*Data rows*

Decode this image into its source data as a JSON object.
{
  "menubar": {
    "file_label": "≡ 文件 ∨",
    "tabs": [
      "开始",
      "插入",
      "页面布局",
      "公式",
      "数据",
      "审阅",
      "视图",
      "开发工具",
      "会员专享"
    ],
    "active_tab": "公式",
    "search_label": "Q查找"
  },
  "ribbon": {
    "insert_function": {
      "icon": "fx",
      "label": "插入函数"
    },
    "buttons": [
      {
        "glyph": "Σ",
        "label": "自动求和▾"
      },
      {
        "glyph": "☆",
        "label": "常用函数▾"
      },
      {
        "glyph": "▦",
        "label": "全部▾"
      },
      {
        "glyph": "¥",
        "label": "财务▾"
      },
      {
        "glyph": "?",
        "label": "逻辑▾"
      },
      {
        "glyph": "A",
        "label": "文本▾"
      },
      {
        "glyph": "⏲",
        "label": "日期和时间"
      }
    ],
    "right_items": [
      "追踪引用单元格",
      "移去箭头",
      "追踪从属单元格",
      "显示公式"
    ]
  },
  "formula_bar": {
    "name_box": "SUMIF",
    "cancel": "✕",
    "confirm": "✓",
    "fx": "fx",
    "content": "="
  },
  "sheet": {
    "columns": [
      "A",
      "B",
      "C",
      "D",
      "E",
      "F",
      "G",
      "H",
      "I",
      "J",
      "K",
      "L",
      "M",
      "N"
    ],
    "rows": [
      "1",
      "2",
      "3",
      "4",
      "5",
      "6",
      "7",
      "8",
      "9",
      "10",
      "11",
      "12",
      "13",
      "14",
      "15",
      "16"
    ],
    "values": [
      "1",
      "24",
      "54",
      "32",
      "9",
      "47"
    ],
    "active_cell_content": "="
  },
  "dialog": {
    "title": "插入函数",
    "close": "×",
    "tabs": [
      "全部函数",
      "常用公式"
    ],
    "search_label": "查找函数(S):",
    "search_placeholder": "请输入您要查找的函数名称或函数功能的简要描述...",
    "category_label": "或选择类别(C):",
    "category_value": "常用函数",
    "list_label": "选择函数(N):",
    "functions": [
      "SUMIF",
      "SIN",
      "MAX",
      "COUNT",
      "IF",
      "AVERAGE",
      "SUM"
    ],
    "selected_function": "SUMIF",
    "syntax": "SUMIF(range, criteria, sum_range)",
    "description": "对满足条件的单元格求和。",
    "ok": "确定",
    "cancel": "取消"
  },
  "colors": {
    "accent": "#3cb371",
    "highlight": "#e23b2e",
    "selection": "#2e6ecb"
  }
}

--

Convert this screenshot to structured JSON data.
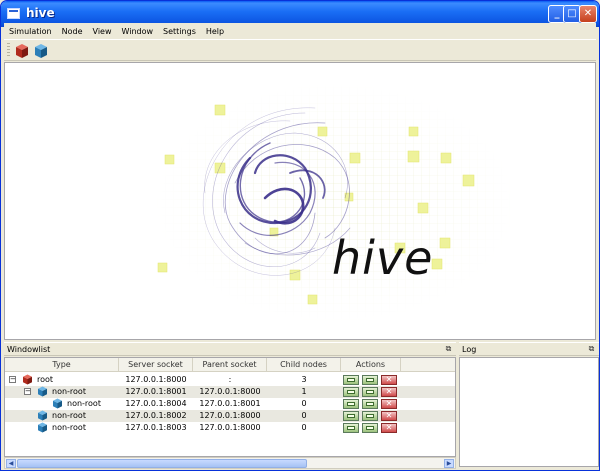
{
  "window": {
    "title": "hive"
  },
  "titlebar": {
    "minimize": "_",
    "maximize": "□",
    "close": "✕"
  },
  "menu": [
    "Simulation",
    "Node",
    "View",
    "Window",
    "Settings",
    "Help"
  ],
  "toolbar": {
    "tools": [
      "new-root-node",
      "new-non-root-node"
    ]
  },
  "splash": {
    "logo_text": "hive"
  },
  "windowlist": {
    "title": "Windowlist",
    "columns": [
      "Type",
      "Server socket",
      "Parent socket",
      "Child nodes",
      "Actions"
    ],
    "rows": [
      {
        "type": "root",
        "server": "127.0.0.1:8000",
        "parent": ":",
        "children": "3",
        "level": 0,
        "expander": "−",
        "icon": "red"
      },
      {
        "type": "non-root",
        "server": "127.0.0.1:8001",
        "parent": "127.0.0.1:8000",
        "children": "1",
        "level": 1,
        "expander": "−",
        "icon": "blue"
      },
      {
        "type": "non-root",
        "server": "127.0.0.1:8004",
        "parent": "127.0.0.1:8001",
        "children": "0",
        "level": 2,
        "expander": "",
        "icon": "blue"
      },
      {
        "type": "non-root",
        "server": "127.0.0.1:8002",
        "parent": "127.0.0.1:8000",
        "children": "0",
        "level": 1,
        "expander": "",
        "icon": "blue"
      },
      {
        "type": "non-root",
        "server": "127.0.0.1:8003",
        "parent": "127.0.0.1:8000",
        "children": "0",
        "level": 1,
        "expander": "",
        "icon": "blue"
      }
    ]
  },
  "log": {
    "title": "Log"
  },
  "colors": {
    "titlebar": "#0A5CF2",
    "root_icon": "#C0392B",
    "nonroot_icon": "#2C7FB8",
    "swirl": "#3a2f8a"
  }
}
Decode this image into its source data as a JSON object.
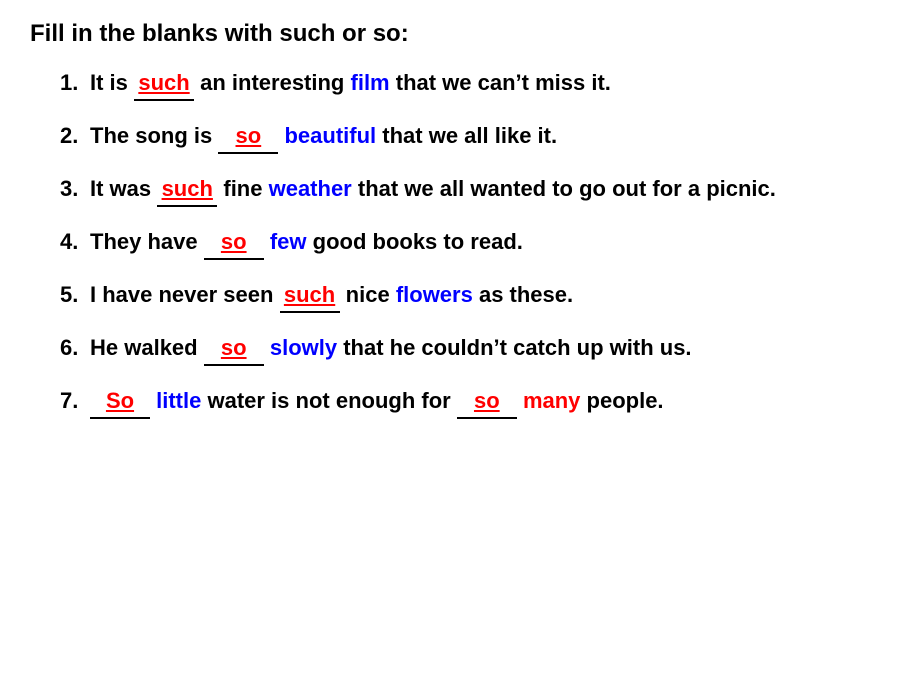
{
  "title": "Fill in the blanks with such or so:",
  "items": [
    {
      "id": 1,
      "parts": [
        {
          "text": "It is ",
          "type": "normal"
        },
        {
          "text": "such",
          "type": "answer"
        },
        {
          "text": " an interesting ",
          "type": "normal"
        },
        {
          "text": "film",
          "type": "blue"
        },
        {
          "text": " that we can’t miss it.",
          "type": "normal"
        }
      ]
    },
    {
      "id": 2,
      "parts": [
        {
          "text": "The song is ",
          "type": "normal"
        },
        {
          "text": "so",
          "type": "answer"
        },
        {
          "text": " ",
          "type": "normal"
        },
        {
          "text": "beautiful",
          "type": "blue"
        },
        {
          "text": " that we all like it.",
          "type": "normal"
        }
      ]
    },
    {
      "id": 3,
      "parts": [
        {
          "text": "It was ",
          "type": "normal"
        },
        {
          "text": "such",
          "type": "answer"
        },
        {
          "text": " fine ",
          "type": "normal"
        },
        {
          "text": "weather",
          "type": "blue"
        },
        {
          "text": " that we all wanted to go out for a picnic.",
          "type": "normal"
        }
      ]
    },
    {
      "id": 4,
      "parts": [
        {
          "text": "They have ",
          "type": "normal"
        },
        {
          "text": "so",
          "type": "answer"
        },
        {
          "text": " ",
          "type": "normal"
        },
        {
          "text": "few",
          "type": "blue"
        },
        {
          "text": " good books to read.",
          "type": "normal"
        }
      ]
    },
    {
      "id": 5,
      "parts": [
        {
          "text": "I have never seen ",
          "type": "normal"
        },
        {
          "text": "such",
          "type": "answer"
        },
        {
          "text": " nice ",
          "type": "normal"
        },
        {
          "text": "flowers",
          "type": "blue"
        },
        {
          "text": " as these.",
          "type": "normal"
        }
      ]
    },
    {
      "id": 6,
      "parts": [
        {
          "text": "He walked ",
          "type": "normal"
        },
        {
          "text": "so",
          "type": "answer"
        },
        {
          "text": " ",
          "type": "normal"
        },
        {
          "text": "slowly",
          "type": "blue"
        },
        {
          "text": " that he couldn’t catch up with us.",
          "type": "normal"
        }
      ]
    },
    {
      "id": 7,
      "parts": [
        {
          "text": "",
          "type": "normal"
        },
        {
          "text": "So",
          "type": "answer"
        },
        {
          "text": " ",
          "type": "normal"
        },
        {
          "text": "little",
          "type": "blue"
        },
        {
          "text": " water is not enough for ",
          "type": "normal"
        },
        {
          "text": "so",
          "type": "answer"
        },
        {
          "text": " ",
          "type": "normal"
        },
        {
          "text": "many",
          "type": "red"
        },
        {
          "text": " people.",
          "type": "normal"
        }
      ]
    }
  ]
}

*What the exercise asks*
The word "that" appears in how many lines of the records? Give the number only.

*Answer to the problem*
4